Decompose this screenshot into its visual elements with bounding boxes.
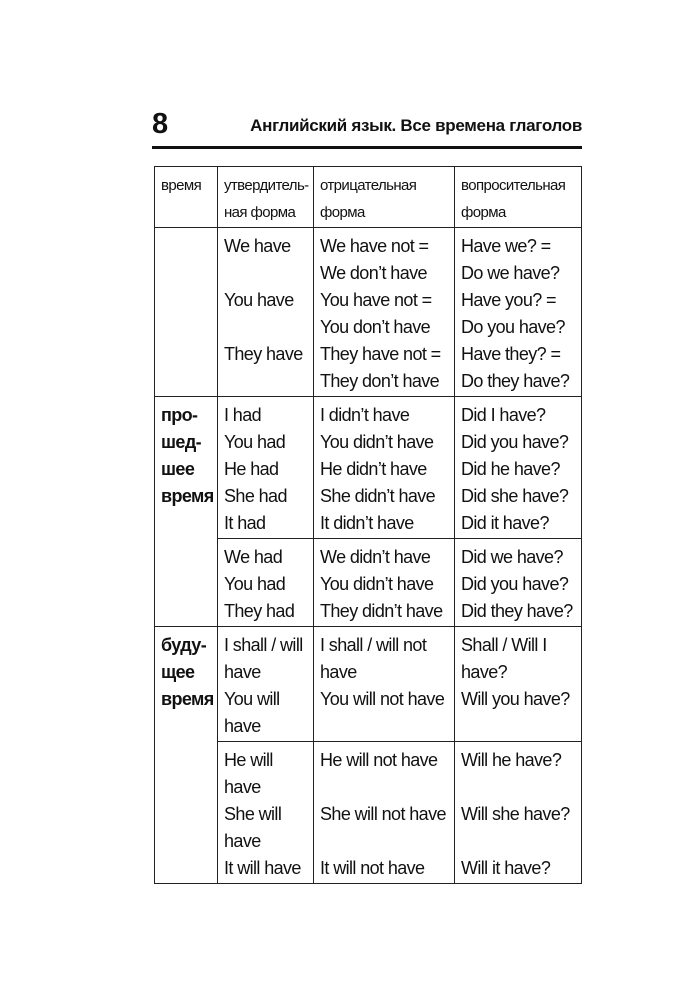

--

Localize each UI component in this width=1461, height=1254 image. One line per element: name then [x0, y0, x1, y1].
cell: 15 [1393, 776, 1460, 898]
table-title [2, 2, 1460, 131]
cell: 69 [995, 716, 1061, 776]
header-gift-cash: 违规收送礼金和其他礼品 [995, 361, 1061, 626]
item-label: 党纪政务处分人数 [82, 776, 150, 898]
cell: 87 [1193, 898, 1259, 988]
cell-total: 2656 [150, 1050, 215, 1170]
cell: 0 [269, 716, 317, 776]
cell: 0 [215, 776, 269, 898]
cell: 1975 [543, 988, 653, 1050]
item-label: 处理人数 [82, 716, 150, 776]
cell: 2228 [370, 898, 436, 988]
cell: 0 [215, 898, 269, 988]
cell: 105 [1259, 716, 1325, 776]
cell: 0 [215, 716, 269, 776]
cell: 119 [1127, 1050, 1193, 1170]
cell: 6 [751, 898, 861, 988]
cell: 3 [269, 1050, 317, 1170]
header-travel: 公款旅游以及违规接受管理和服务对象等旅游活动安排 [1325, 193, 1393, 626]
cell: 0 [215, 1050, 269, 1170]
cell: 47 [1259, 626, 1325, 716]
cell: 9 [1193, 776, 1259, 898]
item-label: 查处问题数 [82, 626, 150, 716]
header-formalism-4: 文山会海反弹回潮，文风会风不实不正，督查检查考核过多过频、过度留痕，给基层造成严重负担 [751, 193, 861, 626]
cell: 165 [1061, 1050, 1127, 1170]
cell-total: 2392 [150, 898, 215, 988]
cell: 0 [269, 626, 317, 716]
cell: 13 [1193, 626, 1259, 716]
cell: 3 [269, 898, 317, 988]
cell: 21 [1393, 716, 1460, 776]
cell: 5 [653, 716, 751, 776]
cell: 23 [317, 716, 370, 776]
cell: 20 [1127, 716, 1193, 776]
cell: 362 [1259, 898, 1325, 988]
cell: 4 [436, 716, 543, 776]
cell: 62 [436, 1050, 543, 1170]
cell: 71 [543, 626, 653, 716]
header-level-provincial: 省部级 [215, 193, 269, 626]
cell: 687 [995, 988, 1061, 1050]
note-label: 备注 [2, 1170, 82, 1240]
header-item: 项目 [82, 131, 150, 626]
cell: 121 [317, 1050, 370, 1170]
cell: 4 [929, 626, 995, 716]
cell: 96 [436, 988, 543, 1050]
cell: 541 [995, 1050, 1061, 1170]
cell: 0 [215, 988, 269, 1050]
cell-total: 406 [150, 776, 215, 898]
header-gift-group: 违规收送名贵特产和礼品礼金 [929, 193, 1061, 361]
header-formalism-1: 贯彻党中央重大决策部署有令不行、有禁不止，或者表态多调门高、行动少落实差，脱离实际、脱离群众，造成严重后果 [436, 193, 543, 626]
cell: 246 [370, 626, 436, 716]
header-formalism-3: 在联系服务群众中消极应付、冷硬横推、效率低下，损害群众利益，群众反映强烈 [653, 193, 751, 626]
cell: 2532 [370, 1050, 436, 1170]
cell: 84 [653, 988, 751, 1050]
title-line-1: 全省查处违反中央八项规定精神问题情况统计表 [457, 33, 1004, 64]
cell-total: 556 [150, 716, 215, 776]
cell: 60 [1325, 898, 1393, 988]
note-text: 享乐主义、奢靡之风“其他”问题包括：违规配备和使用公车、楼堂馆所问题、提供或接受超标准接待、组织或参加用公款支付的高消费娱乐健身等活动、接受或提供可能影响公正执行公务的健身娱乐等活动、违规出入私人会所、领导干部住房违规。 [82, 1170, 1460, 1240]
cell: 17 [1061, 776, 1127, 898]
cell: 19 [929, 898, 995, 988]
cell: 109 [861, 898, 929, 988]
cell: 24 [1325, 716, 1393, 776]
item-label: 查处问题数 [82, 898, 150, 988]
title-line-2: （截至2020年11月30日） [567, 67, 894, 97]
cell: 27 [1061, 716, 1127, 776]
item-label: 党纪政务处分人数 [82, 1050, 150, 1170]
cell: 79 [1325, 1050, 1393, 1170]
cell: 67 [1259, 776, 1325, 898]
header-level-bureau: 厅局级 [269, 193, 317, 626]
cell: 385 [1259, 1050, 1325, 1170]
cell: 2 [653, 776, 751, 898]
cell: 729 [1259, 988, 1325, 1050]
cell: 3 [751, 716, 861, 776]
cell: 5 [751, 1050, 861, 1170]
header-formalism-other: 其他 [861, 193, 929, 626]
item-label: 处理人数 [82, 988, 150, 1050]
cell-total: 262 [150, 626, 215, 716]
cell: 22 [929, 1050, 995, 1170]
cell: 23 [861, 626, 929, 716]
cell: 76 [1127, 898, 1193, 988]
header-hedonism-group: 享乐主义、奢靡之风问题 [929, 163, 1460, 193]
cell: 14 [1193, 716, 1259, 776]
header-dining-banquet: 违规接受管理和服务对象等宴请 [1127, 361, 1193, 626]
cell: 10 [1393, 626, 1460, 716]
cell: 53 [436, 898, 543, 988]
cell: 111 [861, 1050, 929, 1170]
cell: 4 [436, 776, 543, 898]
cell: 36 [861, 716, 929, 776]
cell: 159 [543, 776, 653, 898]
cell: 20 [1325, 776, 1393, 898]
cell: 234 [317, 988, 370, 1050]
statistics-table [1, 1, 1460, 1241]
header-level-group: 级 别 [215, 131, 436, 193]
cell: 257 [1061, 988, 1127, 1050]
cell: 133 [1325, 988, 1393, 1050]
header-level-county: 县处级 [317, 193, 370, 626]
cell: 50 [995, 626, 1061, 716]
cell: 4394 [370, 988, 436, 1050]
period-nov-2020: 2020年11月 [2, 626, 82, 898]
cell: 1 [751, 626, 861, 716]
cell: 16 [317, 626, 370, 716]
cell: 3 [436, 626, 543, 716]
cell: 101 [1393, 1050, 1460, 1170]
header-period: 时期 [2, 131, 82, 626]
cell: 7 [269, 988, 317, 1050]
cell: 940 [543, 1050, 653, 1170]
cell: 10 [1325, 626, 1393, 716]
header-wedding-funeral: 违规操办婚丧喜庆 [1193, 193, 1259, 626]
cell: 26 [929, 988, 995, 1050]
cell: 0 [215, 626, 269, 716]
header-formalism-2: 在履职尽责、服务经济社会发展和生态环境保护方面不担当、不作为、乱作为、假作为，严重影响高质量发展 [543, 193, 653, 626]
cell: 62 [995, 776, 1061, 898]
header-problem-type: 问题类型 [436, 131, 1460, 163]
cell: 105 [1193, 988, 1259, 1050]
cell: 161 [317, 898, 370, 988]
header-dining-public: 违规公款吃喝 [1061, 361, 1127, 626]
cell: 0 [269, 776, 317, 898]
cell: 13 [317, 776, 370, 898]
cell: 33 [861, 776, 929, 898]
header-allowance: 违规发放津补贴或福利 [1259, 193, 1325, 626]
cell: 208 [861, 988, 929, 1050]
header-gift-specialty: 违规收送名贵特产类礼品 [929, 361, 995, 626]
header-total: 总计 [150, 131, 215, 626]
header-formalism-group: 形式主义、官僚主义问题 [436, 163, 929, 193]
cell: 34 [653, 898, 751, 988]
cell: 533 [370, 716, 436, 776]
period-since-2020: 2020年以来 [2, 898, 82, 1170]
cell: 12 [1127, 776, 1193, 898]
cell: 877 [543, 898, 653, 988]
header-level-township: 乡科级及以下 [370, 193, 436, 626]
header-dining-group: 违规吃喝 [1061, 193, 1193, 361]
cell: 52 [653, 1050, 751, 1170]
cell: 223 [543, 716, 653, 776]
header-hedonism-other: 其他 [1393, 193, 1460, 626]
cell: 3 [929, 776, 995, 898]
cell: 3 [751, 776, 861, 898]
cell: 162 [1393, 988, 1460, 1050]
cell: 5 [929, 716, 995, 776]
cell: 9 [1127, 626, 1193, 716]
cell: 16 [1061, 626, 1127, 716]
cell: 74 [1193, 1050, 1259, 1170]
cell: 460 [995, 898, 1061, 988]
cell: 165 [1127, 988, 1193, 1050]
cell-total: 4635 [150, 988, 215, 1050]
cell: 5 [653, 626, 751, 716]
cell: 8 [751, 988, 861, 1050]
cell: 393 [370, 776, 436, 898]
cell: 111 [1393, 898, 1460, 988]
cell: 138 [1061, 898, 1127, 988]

TASK TO CARRY OUT:
Can you write out the rows from the line containing "Localize each UI" up to and including the line containing "cell: 2228 [370, 898, 436, 988]", copying every character unchanged?

EXERCISE RESPONSE:
Localize each UI component in this width=1461, height=1254 image. One line per element: name then [x0, y0, x1, y1].
cell: 15 [1393, 776, 1460, 898]
table-title [2, 2, 1460, 131]
cell: 69 [995, 716, 1061, 776]
header-gift-cash: 违规收送礼金和其他礼品 [995, 361, 1061, 626]
item-label: 党纪政务处分人数 [82, 776, 150, 898]
cell: 87 [1193, 898, 1259, 988]
cell-total: 2656 [150, 1050, 215, 1170]
cell: 0 [269, 716, 317, 776]
cell: 0 [215, 776, 269, 898]
cell: 1975 [543, 988, 653, 1050]
item-label: 处理人数 [82, 716, 150, 776]
cell: 2228 [370, 898, 436, 988]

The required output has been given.